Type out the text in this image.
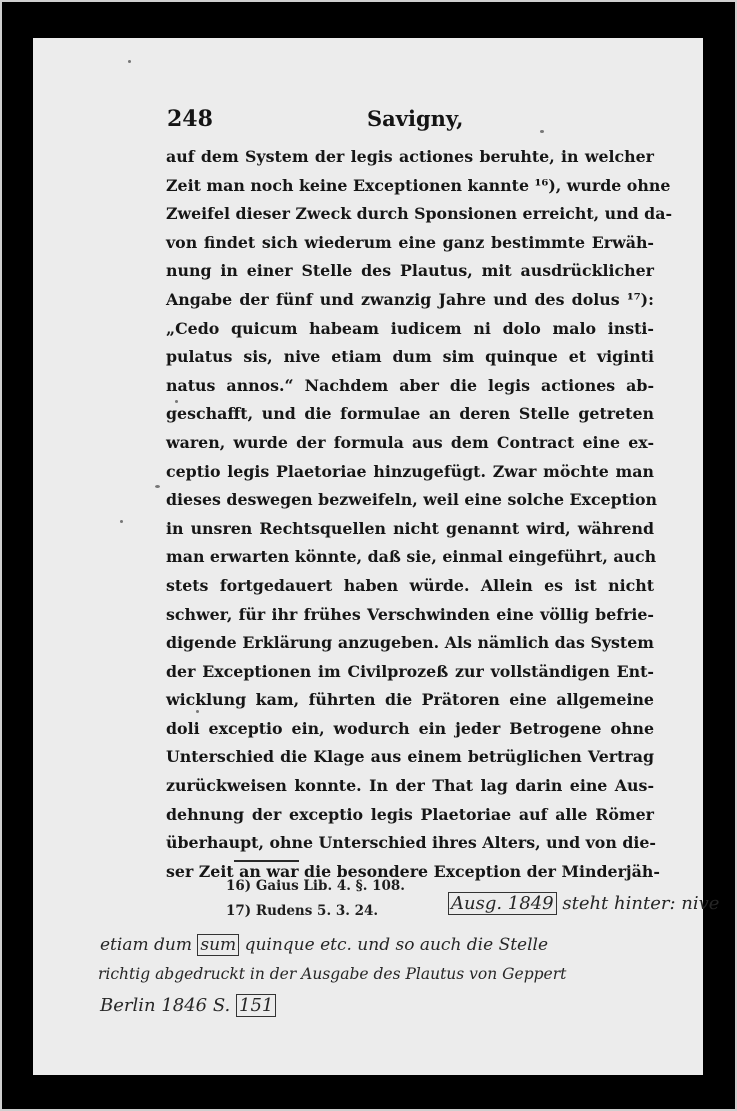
248	Savigny,
auf dem System der legis actiones beruhte, in welcher
Zeit man noch keine Exceptionen kannte ¹⁶), wurde ohne
Zweifel dieser Zweck durch Sponsionen erreicht, und da-
von findet sich wiederum eine ganz bestimmte Erwäh-
nung in einer Stelle des Plautus, mit ausdrücklicher
Angabe der fünf und zwanzig Jahre und des dolus ¹⁷):
„Cedo quicum habeam iudicem ni dolo malo insti-
pulatus sis, nive etiam dum sim quinque et viginti
natus annos.“ Nachdem aber die legis actiones ab-
geschafft, und die formulae an deren Stelle getreten
waren, wurde der formula aus dem Contract eine ex-
ceptio legis Plaetoriae hinzugefügt. Zwar möchte man
dieses deswegen bezweifeln, weil eine solche Exception
in unsren Rechtsquellen nicht genannt wird, während
man erwarten könnte, daß sie, einmal eingeführt, auch
stets fortgedauert haben würde. Allein es ist nicht
schwer, für ihr frühes Verschwinden eine völlig befrie-
digende Erklärung anzugeben. Als nämlich das System
der Exceptionen im Civilprozeß zur vollständigen Ent-
wicklung kam, führten die Prätoren eine allgemeine
doli exceptio ein, wodurch ein jeder Betrogene ohne
Unterschied die Klage aus einem betrüglichen Vertrag
zurückweisen konnte. In der That lag darin eine Aus-
dehnung der exceptio legis Plaetoriae auf alle Römer
überhaupt, ohne Unterschied ihres Alters, und von die-
ser Zeit an war die besondere Exception der Minderjäh-
16) Gaius Lib. 4. §. 108.
17) Rudens 5. 3. 24.	Ausg. 1849 steht hinter: nive
etiam dum sum quinque etc. und so auch die Stelle
richtig abgedruckt in der Ausgabe des Plautus von Geppert
Berlin 1846 S. 151
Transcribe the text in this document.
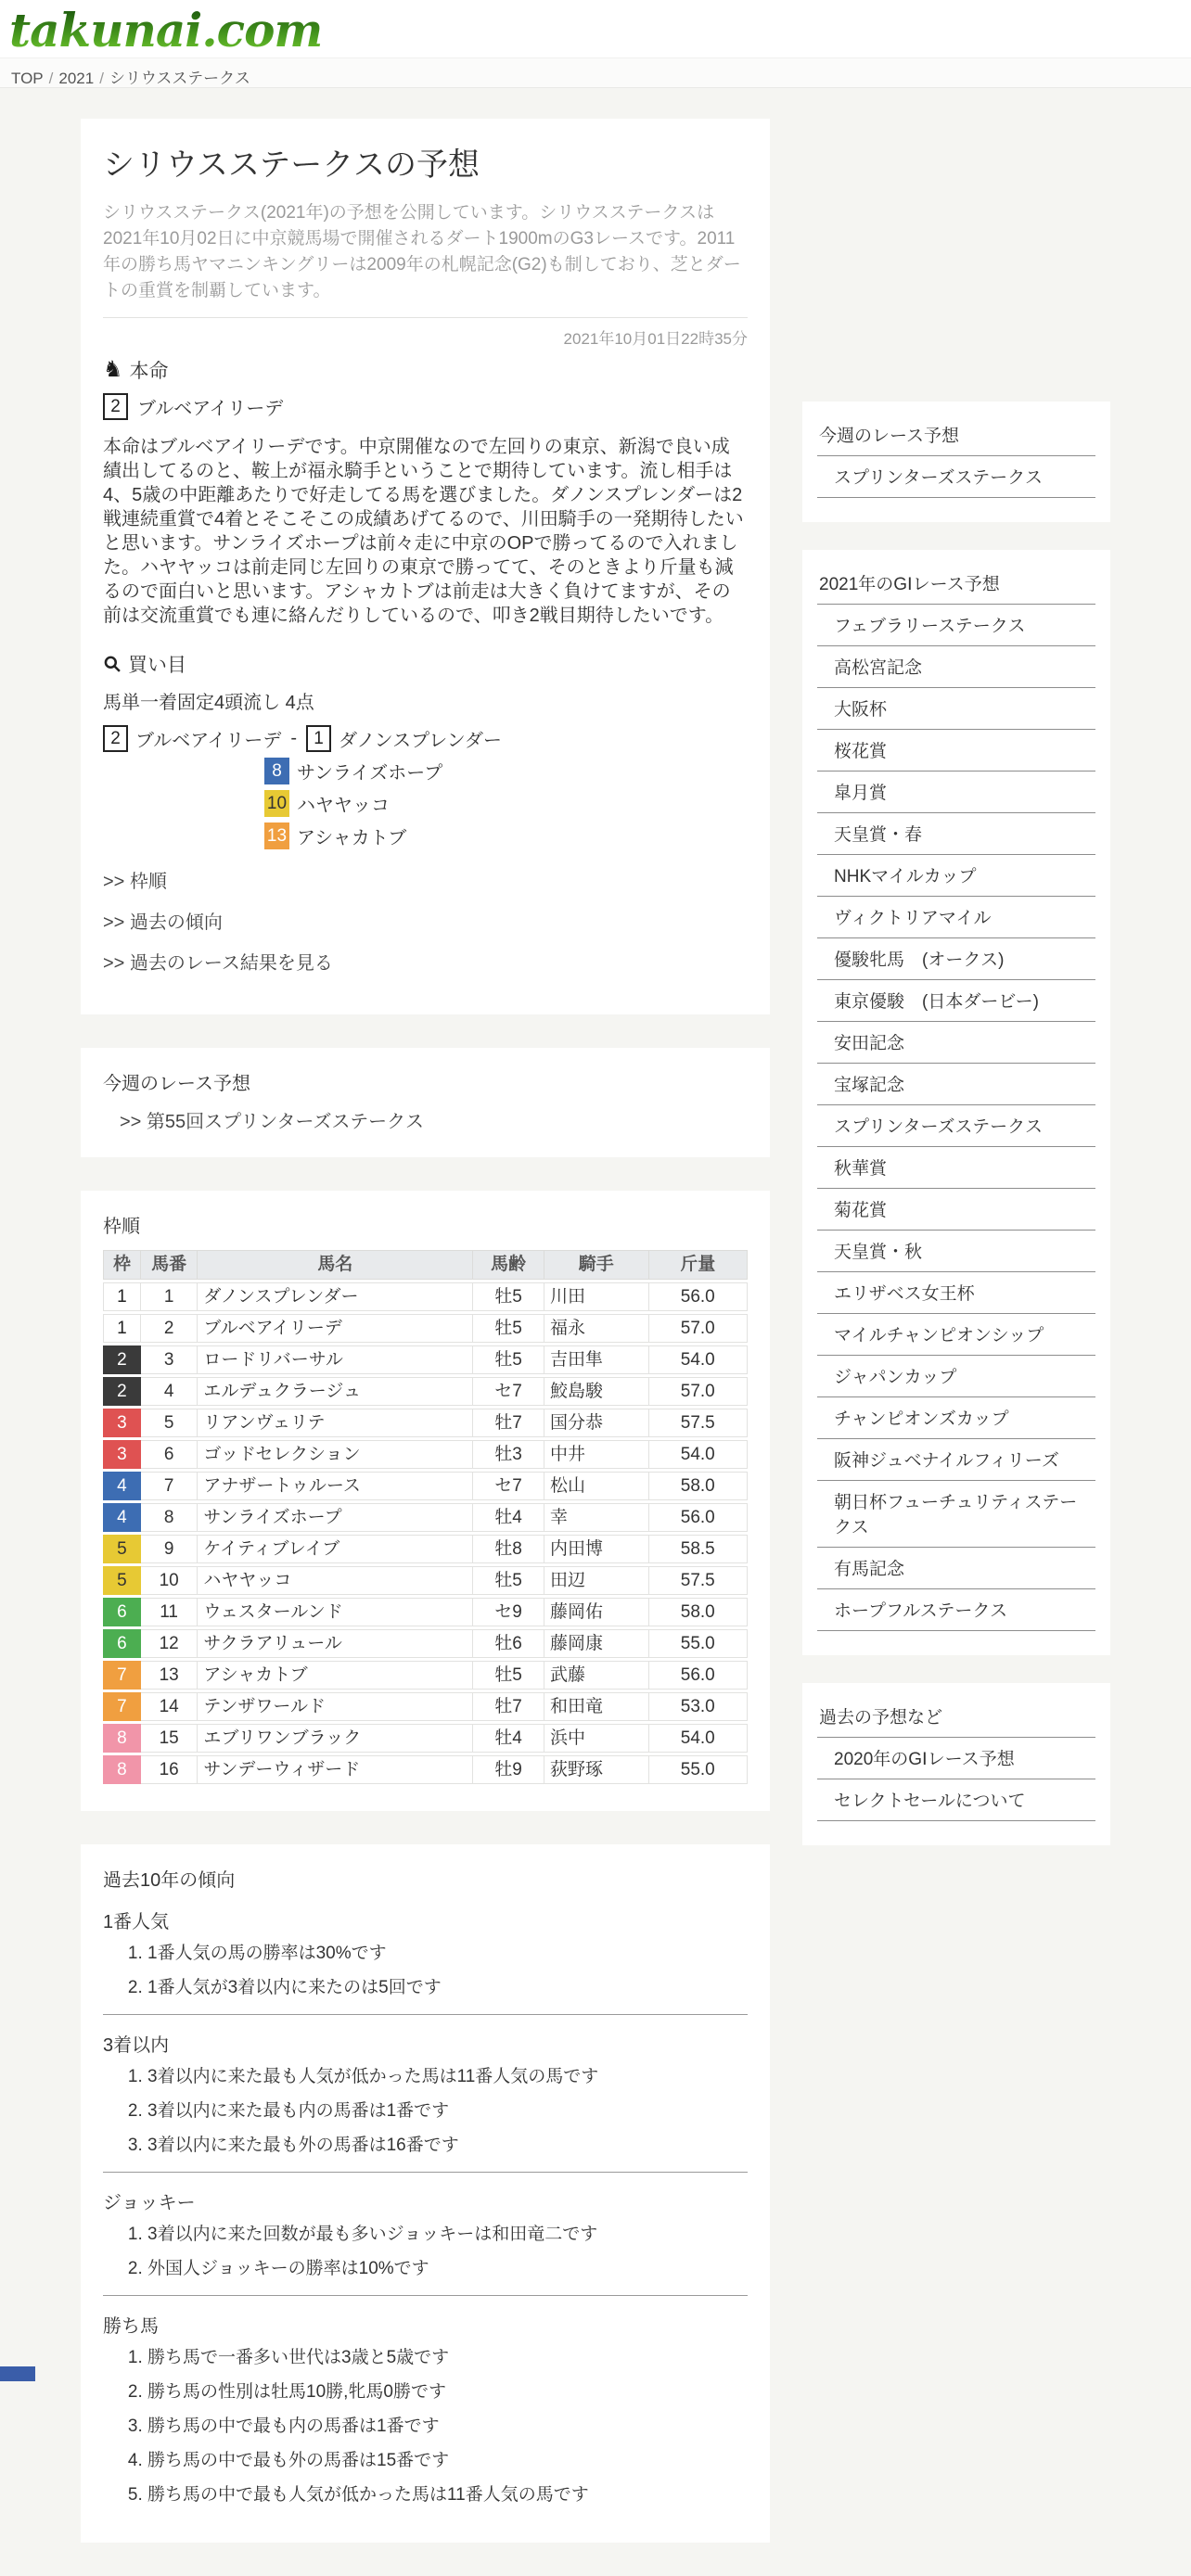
takunai.com
TOP / 2021 / シリウスステークス
シリウスステークスの予想

シリウスステークス(2021年)の予想を公開しています。シリウスステークスは2021年10月02日に中京競馬場で開催されるダート1900mのG3レースです。2011年の勝ち馬ヤマニンキングリーは2009年の札幌記念(G2)も制しており、芝とダートの重賞を制覇しています。

2021年10月01日22時35分
♞ 本命
2 ブルベアイリーデ

本命はブルベアイリーデです。中京開催なので左回りの東京、新潟で良い成績出してるのと、鞍上が福永騎手ということで期待しています。流し相手は4、5歳の中距離あたりで好走してる馬を選びました。ダノンスプレンダーは2戦連続重賞で4着とそこそこの成績あげてるので、川田騎手の一発期待したいと思います。サンライズホープは前々走に中京のOPで勝ってるので入れました。ハヤヤッコは前走同じ左回りの東京で勝ってて、そのときより斤量も減るので面白いと思います。アシャカトブは前走は大きく負けてますが、その前は交流重賞でも連に絡んだりしているので、叩き2戦目期待したいです。

買い目

馬単一着固定4頭流し 4点

2 ブルベアイリーデ - 1 ダノンスプレンダー
8 サンライズホープ
10 ハヤヤッコ
13 アシャカトブ
>> 枠順
>> 過去の傾向
>> 過去のレース結果を見る
今週のレース予想
>> 第55回スプリンターズステークス
枠順
枠	馬番	馬名	馬齢	騎手	斤量
1	1	ダノンスプレンダー	牡5	川田	56.0
1	2	ブルベアイリーデ	牡5	福永	57.0
2	3	ロードリバーサル	牡5	吉田隼	54.0
2	4	エルデュクラージュ	セ7	鮫島駿	57.0
3	5	リアンヴェリテ	牡7	国分恭	57.5
3	6	ゴッドセレクション	牡3	中井	54.0
4	7	アナザートゥルース	セ7	松山	58.0
4	8	サンライズホープ	牡4	幸	56.0
5	9	ケイティブレイブ	牡8	内田博	58.5
5	10	ハヤヤッコ	牡5	田辺	57.5
6	11	ウェスタールンド	セ9	藤岡佑	58.0
6	12	サクラアリュール	牡6	藤岡康	55.0
7	13	アシャカトブ	牡5	武藤	56.0
7	14	テンザワールド	牡7	和田竜	53.0
8	15	エブリワンブラック	牡4	浜中	54.0
8	16	サンデーウィザード	牡9	荻野琢	55.0
過去10年の傾向
1番人気
1. 1番人気の馬の勝率は30%です
2. 1番人気が3着以内に来たのは5回です
3着以内
1. 3着以内に来た最も人気が低かった馬は11番人気の馬です
2. 3着以内に来た最も内の馬番は1番です
3. 3着以内に来た最も外の馬番は16番です
ジョッキー
1. 3着以内に来た回数が最も多いジョッキーは和田竜二です
2. 外国人ジョッキーの勝率は10%です
勝ち馬
1. 勝ち馬で一番多い世代は3歳と5歳です
2. 勝ち馬の性別は牡馬10勝,牝馬0勝です
3. 勝ち馬の中で最も内の馬番は1番です
4. 勝ち馬の中で最も外の馬番は15番です
5. 勝ち馬の中で最も人気が低かった馬は11番人気の馬です
今週のレース予想
スプリンターズステークス
2021年のGⅠレース予想
フェブラリーステークス
高松宮記念
大阪杯
桜花賞
皐月賞
天皇賞・春
NHKマイルカップ
ヴィクトリアマイル
優駿牝馬　(オークス)
東京優駿　(日本ダービー)
安田記念
宝塚記念
スプリンターズステークス
秋華賞
菊花賞
天皇賞・秋
エリザベス女王杯
マイルチャンピオンシップ
ジャパンカップ
チャンピオンズカップ
阪神ジュベナイルフィリーズ
朝日杯フューチュリティステークス
有馬記念
ホープフルステークス
過去の予想など
2020年のGⅠレース予想
セレクトセールについて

** Set task **
Quote in full the listing given above; the images are to be left out.

** Answer to this exercise **
Type out the text in this image.
248	Savigny,
auf dem System der legis actiones beruhte, in welcher
Zeit man noch keine Exceptionen kannte ¹⁶), wurde ohne
Zweifel dieser Zweck durch Sponsionen erreicht, und da-
von findet sich wiederum eine ganz bestimmte Erwäh-
nung in einer Stelle des Plautus, mit ausdrücklicher
Angabe der fünf und zwanzig Jahre und des dolus ¹⁷):
„Cedo quicum habeam iudicem ni dolo malo insti-
pulatus sis, nive etiam dum sim quinque et viginti
natus annos.“ Nachdem aber die legis actiones ab-
geschafft, und die formulae an deren Stelle getreten
waren, wurde der formula aus dem Contract eine ex-
ceptio legis Plaetoriae hinzugefügt. Zwar möchte man
dieses deswegen bezweifeln, weil eine solche Exception
in unsren Rechtsquellen nicht genannt wird, während
man erwarten könnte, daß sie, einmal eingeführt, auch
stets fortgedauert haben würde. Allein es ist nicht
schwer, für ihr frühes Verschwinden eine völlig befrie-
digende Erklärung anzugeben. Als nämlich das System
der Exceptionen im Civilprozeß zur vollständigen Ent-
wicklung kam, führten die Prätoren eine allgemeine
doli exceptio ein, wodurch ein jeder Betrogene ohne
Unterschied die Klage aus einem betrüglichen Vertrag
zurückweisen konnte. In der That lag darin eine Aus-
dehnung der exceptio legis Plaetoriae auf alle Römer
überhaupt, ohne Unterschied ihres Alters, und von die-
ser Zeit an war die besondere Exception der Minderjäh-
16) Gaius Lib. 4. §. 108.
17) Rudens 5. 3. 24.	Ausg. 1849 steht hinter: nive
etiam dum sum quinque etc. und so auch die Stelle
richtig abgedruckt in der Ausgabe des Plautus von Geppert
Berlin 1846 S. 151
Transcribe the text in this document.
takunai.com
TOP / 2021 / シリウスステークス
シリウスステークスの予想

シリウスステークス(2021年)の予想を公開しています。シリウスステークスは2021年10月02日に中京競馬場で開催されるダート1900mのG3レースです。2011年の勝ち馬ヤマニンキングリーは2009年の札幌記念(G2)も制しており、芝とダートの重賞を制覇しています。

2021年10月01日22時35分
♞ 本命
2 ブルベアイリーデ

本命はブルベアイリーデです。中京開催なので左回りの東京、新潟で良い成績出してるのと、鞍上が福永騎手ということで期待しています。流し相手は4、5歳の中距離あたりで好走してる馬を選びました。ダノンスプレンダーは2戦連続重賞で4着とそこそこの成績あげてるので、川田騎手の一発期待したいと思います。サンライズホープは前々走に中京のOPで勝ってるので入れました。ハヤヤッコは前走同じ左回りの東京で勝ってて、そのときより斤量も減るので面白いと思います。アシャカトブは前走は大きく負けてますが、その前は交流重賞でも連に絡んだりしているので、叩き2戦目期待したいです。

買い目

馬単一着固定4頭流し 4点

2 ブルベアイリーデ - 1 ダノンスプレンダー
8 サンライズホープ
10 ハヤヤッコ
13 アシャカトブ
>> 枠順
>> 過去の傾向
>> 過去のレース結果を見る
今週のレース予想
>> 第55回スプリンターズステークス
枠順
枠	馬番	馬名	馬齢	騎手	斤量
1	1	ダノンスプレンダー	牡5	川田	56.0
1	2	ブルベアイリーデ	牡5	福永	57.0
2	3	ロードリバーサル	牡5	吉田隼	54.0
2	4	エルデュクラージュ	セ7	鮫島駿	57.0
3	5	リアンヴェリテ	牡7	国分恭	57.5
3	6	ゴッドセレクション	牡3	中井	54.0
4	7	アナザートゥルース	セ7	松山	58.0
4	8	サンライズホープ	牡4	幸	56.0
5	9	ケイティブレイブ	牡8	内田博	58.5
5	10	ハヤヤッコ	牡5	田辺	57.5
6	11	ウェスタールンド	セ9	藤岡佑	58.0
6	12	サクラアリュール	牡6	藤岡康	55.0
7	13	アシャカトブ	牡5	武藤	56.0
7	14	テンザワールド	牡7	和田竜	53.0
8	15	エブリワンブラック	牡4	浜中	54.0
8	16	サンデーウィザード	牡9	荻野琢	55.0
過去10年の傾向
1番人気
1. 1番人気の馬の勝率は30%です
2. 1番人気が3着以内に来たのは5回です
3着以内
1. 3着以内に来た最も人気が低かった馬は11番人気の馬です
2. 3着以内に来た最も内の馬番は1番です
3. 3着以内に来た最も外の馬番は16番です
ジョッキー
1. 3着以内に来た回数が最も多いジョッキーは和田竜二です
2. 外国人ジョッキーの勝率は10%です
勝ち馬
1. 勝ち馬で一番多い世代は3歳と5歳です
2. 勝ち馬の性別は牡馬10勝,牝馬0勝です
3. 勝ち馬の中で最も内の馬番は1番です
4. 勝ち馬の中で最も外の馬番は15番です
5. 勝ち馬の中で最も人気が低かった馬は11番人気の馬です
今週のレース予想
スプリンターズステークス
2021年のGⅠレース予想
フェブラリーステークス
高松宮記念
大阪杯
桜花賞
皐月賞
天皇賞・春
NHKマイルカップ
ヴィクトリアマイル
優駿牝馬　(オークス)
東京優駿　(日本ダービー)
安田記念
宝塚記念
スプリンターズステークス
秋華賞
菊花賞
天皇賞・秋
エリザベス女王杯
マイルチャンピオンシップ
ジャパンカップ
チャンピオンズカップ
阪神ジュベナイルフィリーズ
朝日杯フューチュリティステークス
有馬記念
ホープフルステークス
過去の予想など
2020年のGⅠレース予想
セレクトセールについて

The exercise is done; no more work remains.